▶ **Brief**: Repeat the listing below in full, exactly as it stands.

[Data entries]
________________

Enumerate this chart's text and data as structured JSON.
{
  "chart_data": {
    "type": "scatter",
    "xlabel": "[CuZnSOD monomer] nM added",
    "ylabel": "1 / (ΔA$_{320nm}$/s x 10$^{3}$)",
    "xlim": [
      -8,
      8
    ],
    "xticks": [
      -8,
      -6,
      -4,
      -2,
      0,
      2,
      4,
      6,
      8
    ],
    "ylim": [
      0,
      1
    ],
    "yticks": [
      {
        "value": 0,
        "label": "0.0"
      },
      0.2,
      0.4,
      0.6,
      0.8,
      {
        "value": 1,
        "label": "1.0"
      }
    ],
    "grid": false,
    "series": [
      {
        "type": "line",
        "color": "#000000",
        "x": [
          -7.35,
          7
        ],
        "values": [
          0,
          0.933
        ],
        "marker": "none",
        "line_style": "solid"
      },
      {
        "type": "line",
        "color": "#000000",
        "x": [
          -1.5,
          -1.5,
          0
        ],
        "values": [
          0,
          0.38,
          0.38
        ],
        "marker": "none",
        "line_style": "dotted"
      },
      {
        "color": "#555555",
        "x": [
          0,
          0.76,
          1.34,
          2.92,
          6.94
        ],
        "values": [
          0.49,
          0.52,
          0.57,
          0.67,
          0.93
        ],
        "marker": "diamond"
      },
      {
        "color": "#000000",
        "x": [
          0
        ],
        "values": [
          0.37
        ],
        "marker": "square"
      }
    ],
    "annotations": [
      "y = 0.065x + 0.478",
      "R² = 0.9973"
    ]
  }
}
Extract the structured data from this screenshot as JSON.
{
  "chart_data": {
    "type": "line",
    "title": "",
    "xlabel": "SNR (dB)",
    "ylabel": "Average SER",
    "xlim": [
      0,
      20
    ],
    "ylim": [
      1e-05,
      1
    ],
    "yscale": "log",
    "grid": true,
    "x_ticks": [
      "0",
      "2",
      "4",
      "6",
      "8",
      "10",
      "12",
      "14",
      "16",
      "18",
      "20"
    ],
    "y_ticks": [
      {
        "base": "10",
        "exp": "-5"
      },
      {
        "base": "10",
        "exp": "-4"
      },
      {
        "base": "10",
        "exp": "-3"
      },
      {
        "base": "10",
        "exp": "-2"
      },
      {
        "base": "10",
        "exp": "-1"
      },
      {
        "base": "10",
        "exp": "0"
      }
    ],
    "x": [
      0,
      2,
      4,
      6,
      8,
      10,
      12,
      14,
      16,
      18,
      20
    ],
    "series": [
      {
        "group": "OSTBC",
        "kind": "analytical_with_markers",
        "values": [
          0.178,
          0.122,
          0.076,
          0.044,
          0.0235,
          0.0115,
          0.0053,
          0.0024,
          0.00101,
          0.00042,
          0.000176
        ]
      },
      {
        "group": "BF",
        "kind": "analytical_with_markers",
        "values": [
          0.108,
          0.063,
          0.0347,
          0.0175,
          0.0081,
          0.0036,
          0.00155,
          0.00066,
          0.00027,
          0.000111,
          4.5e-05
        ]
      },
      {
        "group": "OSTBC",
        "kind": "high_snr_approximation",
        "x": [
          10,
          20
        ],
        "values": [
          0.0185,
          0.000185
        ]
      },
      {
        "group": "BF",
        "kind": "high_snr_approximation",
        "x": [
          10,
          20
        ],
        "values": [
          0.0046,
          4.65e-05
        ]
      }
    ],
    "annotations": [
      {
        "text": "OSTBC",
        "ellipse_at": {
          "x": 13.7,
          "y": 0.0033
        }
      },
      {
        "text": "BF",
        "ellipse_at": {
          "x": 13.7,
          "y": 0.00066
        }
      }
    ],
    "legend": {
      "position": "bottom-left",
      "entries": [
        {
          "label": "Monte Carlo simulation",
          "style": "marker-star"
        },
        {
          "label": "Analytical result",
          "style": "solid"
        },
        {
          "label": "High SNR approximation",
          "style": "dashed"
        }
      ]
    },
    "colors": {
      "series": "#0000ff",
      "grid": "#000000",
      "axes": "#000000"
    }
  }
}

________________

▶ **Solution for this exercise**:
Enumerate this chart's text and data as structured JSON.
{
  "chart_data": {
    "type": "scatter",
    "xlabel": "[CuZnSOD monomer] nM added",
    "ylabel": "1 / (ΔA$_{320nm}$/s x 10$^{3}$)",
    "xlim": [
      -8,
      8
    ],
    "xticks": [
      -8,
      -6,
      -4,
      -2,
      0,
      2,
      4,
      6,
      8
    ],
    "ylim": [
      0,
      1
    ],
    "yticks": [
      {
        "value": 0,
        "label": "0.0"
      },
      0.2,
      0.4,
      0.6,
      0.8,
      {
        "value": 1,
        "label": "1.0"
      }
    ],
    "grid": false,
    "series": [
      {
        "type": "line",
        "color": "#000000",
        "x": [
          -7.35,
          7
        ],
        "values": [
          0,
          0.933
        ],
        "marker": "none",
        "line_style": "solid"
      },
      {
        "type": "line",
        "color": "#000000",
        "x": [
          -1.5,
          -1.5,
          0
        ],
        "values": [
          0,
          0.38,
          0.38
        ],
        "marker": "none",
        "line_style": "dotted"
      },
      {
        "color": "#555555",
        "x": [
          0,
          0.76,
          1.34,
          2.92,
          6.94
        ],
        "values": [
          0.49,
          0.52,
          0.57,
          0.67,
          0.93
        ],
        "marker": "diamond"
      },
      {
        "color": "#000000",
        "x": [
          0
        ],
        "values": [
          0.37
        ],
        "marker": "square"
      }
    ],
    "annotations": [
      "y = 0.065x + 0.478",
      "R² = 0.9973"
    ]
  }
}
Extract the structured data from this screenshot as JSON.
{
  "chart_data": {
    "type": "line",
    "title": "",
    "xlabel": "SNR (dB)",
    "ylabel": "Average SER",
    "xlim": [
      0,
      20
    ],
    "ylim": [
      1e-05,
      1
    ],
    "yscale": "log",
    "grid": true,
    "x_ticks": [
      "0",
      "2",
      "4",
      "6",
      "8",
      "10",
      "12",
      "14",
      "16",
      "18",
      "20"
    ],
    "y_ticks": [
      {
        "base": "10",
        "exp": "-5"
      },
      {
        "base": "10",
        "exp": "-4"
      },
      {
        "base": "10",
        "exp": "-3"
      },
      {
        "base": "10",
        "exp": "-2"
      },
      {
        "base": "10",
        "exp": "-1"
      },
      {
        "base": "10",
        "exp": "0"
      }
    ],
    "x": [
      0,
      2,
      4,
      6,
      8,
      10,
      12,
      14,
      16,
      18,
      20
    ],
    "series": [
      {
        "group": "OSTBC",
        "kind": "analytical_with_markers",
        "values": [
          0.178,
          0.122,
          0.076,
          0.044,
          0.0235,
          0.0115,
          0.0053,
          0.0024,
          0.00101,
          0.00042,
          0.000176
        ]
      },
      {
        "group": "BF",
        "kind": "analytical_with_markers",
        "values": [
          0.108,
          0.063,
          0.0347,
          0.0175,
          0.0081,
          0.0036,
          0.00155,
          0.00066,
          0.00027,
          0.000111,
          4.5e-05
        ]
      },
      {
        "group": "OSTBC",
        "kind": "high_snr_approximation",
        "x": [
          10,
          20
        ],
        "values": [
          0.0185,
          0.000185
        ]
      },
      {
        "group": "BF",
        "kind": "high_snr_approximation",
        "x": [
          10,
          20
        ],
        "values": [
          0.0046,
          4.65e-05
        ]
      }
    ],
    "annotations": [
      {
        "text": "OSTBC",
        "ellipse_at": {
          "x": 13.7,
          "y": 0.0033
        }
      },
      {
        "text": "BF",
        "ellipse_at": {
          "x": 13.7,
          "y": 0.00066
        }
      }
    ],
    "legend": {
      "position": "bottom-left",
      "entries": [
        {
          "label": "Monte Carlo simulation",
          "style": "marker-star"
        },
        {
          "label": "Analytical result",
          "style": "solid"
        },
        {
          "label": "High SNR approximation",
          "style": "dashed"
        }
      ]
    },
    "colors": {
      "series": "#0000ff",
      "grid": "#000000",
      "axes": "#000000"
    }
  }
}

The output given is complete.